# [Material provided]
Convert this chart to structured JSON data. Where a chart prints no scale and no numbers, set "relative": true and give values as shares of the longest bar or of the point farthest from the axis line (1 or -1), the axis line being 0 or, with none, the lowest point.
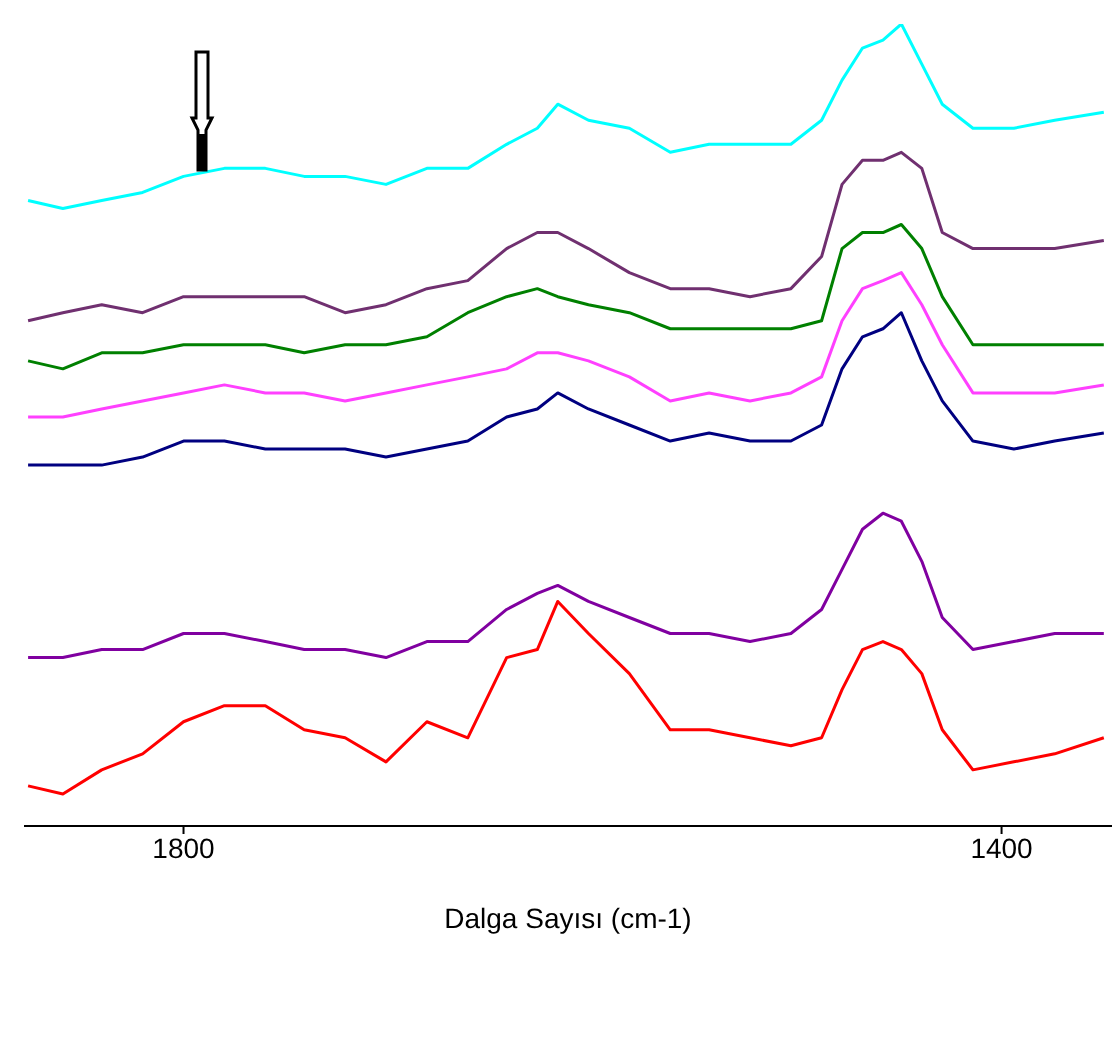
{
  "chart_data": {
    "type": "line",
    "relative": true,
    "xlabel": "Dalga Sayısı (cm-1)",
    "xlim": [
      1878,
      1346
    ],
    "xticks": [
      1800,
      1400
    ],
    "tick_labels": "x",
    "grid": false,
    "legend": false,
    "marker": "none",
    "line_style": "solid",
    "x": [
      1876,
      1859,
      1840,
      1820,
      1800,
      1780,
      1760,
      1741,
      1721,
      1701,
      1681,
      1661,
      1642,
      1627,
      1617,
      1602,
      1582,
      1562,
      1543,
      1523,
      1503,
      1488,
      1478,
      1468,
      1458,
      1449,
      1439,
      1429,
      1414,
      1394,
      1374,
      1350
    ],
    "series": [
      {
        "color": "#00ffff",
        "values": [
          0.78,
          0.77,
          0.78,
          0.79,
          0.81,
          0.82,
          0.82,
          0.81,
          0.81,
          0.8,
          0.82,
          0.82,
          0.85,
          0.87,
          0.9,
          0.88,
          0.87,
          0.84,
          0.85,
          0.85,
          0.85,
          0.88,
          0.93,
          0.97,
          0.98,
          1,
          0.95,
          0.9,
          0.87,
          0.87,
          0.88,
          0.89
        ]
      },
      {
        "color": "#703070",
        "values": [
          0.63,
          0.64,
          0.65,
          0.64,
          0.66,
          0.66,
          0.66,
          0.66,
          0.64,
          0.65,
          0.67,
          0.68,
          0.72,
          0.74,
          0.74,
          0.72,
          0.69,
          0.67,
          0.67,
          0.66,
          0.67,
          0.71,
          0.8,
          0.83,
          0.83,
          0.84,
          0.82,
          0.74,
          0.72,
          0.72,
          0.72,
          0.73
        ]
      },
      {
        "color": "#008000",
        "values": [
          0.58,
          0.57,
          0.59,
          0.59,
          0.6,
          0.6,
          0.6,
          0.59,
          0.6,
          0.6,
          0.61,
          0.64,
          0.66,
          0.67,
          0.66,
          0.65,
          0.64,
          0.62,
          0.62,
          0.62,
          0.62,
          0.63,
          0.72,
          0.74,
          0.74,
          0.75,
          0.72,
          0.66,
          0.6,
          0.6,
          0.6,
          0.6
        ]
      },
      {
        "color": "#ff40ff",
        "values": [
          0.51,
          0.51,
          0.52,
          0.53,
          0.54,
          0.55,
          0.54,
          0.54,
          0.53,
          0.54,
          0.55,
          0.56,
          0.57,
          0.59,
          0.59,
          0.58,
          0.56,
          0.53,
          0.54,
          0.53,
          0.54,
          0.56,
          0.63,
          0.67,
          0.68,
          0.69,
          0.65,
          0.6,
          0.54,
          0.54,
          0.54,
          0.55
        ]
      },
      {
        "color": "#000080",
        "values": [
          0.45,
          0.45,
          0.45,
          0.46,
          0.48,
          0.48,
          0.47,
          0.47,
          0.47,
          0.46,
          0.47,
          0.48,
          0.51,
          0.52,
          0.54,
          0.52,
          0.5,
          0.48,
          0.49,
          0.48,
          0.48,
          0.5,
          0.57,
          0.61,
          0.62,
          0.64,
          0.58,
          0.53,
          0.48,
          0.47,
          0.48,
          0.49
        ]
      },
      {
        "color": "#8000a0",
        "values": [
          0.21,
          0.21,
          0.22,
          0.22,
          0.24,
          0.24,
          0.23,
          0.22,
          0.22,
          0.21,
          0.23,
          0.23,
          0.27,
          0.29,
          0.3,
          0.28,
          0.26,
          0.24,
          0.24,
          0.23,
          0.24,
          0.27,
          0.32,
          0.37,
          0.39,
          0.38,
          0.33,
          0.26,
          0.22,
          0.23,
          0.24,
          0.24
        ]
      },
      {
        "color": "#ff0000",
        "values": [
          0.05,
          0.04,
          0.07,
          0.09,
          0.13,
          0.15,
          0.15,
          0.12,
          0.11,
          0.08,
          0.13,
          0.11,
          0.21,
          0.22,
          0.28,
          0.24,
          0.19,
          0.12,
          0.12,
          0.11,
          0.1,
          0.11,
          0.17,
          0.22,
          0.23,
          0.22,
          0.19,
          0.12,
          0.07,
          0.08,
          0.09,
          0.11
        ]
      }
    ]
  }
}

# [Set exercise]
Give every record again exactly, apart from the pictures, which stay out.

# [Result of the exercise]
Convert this chart to structured JSON data. Where a chart prints no scale and no numbers, set "relative": true and give values as shares of the longest bar or of the point farthest from the axis line (1 or -1), the axis line being 0 or, with none, the lowest point.
{
  "chart_data": {
    "type": "line",
    "relative": true,
    "xlabel": "Dalga Sayısı (cm-1)",
    "xlim": [
      1878,
      1346
    ],
    "xticks": [
      1800,
      1400
    ],
    "tick_labels": "x",
    "grid": false,
    "legend": false,
    "marker": "none",
    "line_style": "solid",
    "x": [
      1876,
      1859,
      1840,
      1820,
      1800,
      1780,
      1760,
      1741,
      1721,
      1701,
      1681,
      1661,
      1642,
      1627,
      1617,
      1602,
      1582,
      1562,
      1543,
      1523,
      1503,
      1488,
      1478,
      1468,
      1458,
      1449,
      1439,
      1429,
      1414,
      1394,
      1374,
      1350
    ],
    "series": [
      {
        "color": "#00ffff",
        "values": [
          0.78,
          0.77,
          0.78,
          0.79,
          0.81,
          0.82,
          0.82,
          0.81,
          0.81,
          0.8,
          0.82,
          0.82,
          0.85,
          0.87,
          0.9,
          0.88,
          0.87,
          0.84,
          0.85,
          0.85,
          0.85,
          0.88,
          0.93,
          0.97,
          0.98,
          1,
          0.95,
          0.9,
          0.87,
          0.87,
          0.88,
          0.89
        ]
      },
      {
        "color": "#703070",
        "values": [
          0.63,
          0.64,
          0.65,
          0.64,
          0.66,
          0.66,
          0.66,
          0.66,
          0.64,
          0.65,
          0.67,
          0.68,
          0.72,
          0.74,
          0.74,
          0.72,
          0.69,
          0.67,
          0.67,
          0.66,
          0.67,
          0.71,
          0.8,
          0.83,
          0.83,
          0.84,
          0.82,
          0.74,
          0.72,
          0.72,
          0.72,
          0.73
        ]
      },
      {
        "color": "#008000",
        "values": [
          0.58,
          0.57,
          0.59,
          0.59,
          0.6,
          0.6,
          0.6,
          0.59,
          0.6,
          0.6,
          0.61,
          0.64,
          0.66,
          0.67,
          0.66,
          0.65,
          0.64,
          0.62,
          0.62,
          0.62,
          0.62,
          0.63,
          0.72,
          0.74,
          0.74,
          0.75,
          0.72,
          0.66,
          0.6,
          0.6,
          0.6,
          0.6
        ]
      },
      {
        "color": "#ff40ff",
        "values": [
          0.51,
          0.51,
          0.52,
          0.53,
          0.54,
          0.55,
          0.54,
          0.54,
          0.53,
          0.54,
          0.55,
          0.56,
          0.57,
          0.59,
          0.59,
          0.58,
          0.56,
          0.53,
          0.54,
          0.53,
          0.54,
          0.56,
          0.63,
          0.67,
          0.68,
          0.69,
          0.65,
          0.6,
          0.54,
          0.54,
          0.54,
          0.55
        ]
      },
      {
        "color": "#000080",
        "values": [
          0.45,
          0.45,
          0.45,
          0.46,
          0.48,
          0.48,
          0.47,
          0.47,
          0.47,
          0.46,
          0.47,
          0.48,
          0.51,
          0.52,
          0.54,
          0.52,
          0.5,
          0.48,
          0.49,
          0.48,
          0.48,
          0.5,
          0.57,
          0.61,
          0.62,
          0.64,
          0.58,
          0.53,
          0.48,
          0.47,
          0.48,
          0.49
        ]
      },
      {
        "color": "#8000a0",
        "values": [
          0.21,
          0.21,
          0.22,
          0.22,
          0.24,
          0.24,
          0.23,
          0.22,
          0.22,
          0.21,
          0.23,
          0.23,
          0.27,
          0.29,
          0.3,
          0.28,
          0.26,
          0.24,
          0.24,
          0.23,
          0.24,
          0.27,
          0.32,
          0.37,
          0.39,
          0.38,
          0.33,
          0.26,
          0.22,
          0.23,
          0.24,
          0.24
        ]
      },
      {
        "color": "#ff0000",
        "values": [
          0.05,
          0.04,
          0.07,
          0.09,
          0.13,
          0.15,
          0.15,
          0.12,
          0.11,
          0.08,
          0.13,
          0.11,
          0.21,
          0.22,
          0.28,
          0.24,
          0.19,
          0.12,
          0.12,
          0.11,
          0.1,
          0.11,
          0.17,
          0.22,
          0.23,
          0.22,
          0.19,
          0.12,
          0.07,
          0.08,
          0.09,
          0.11
        ]
      }
    ]
  }
}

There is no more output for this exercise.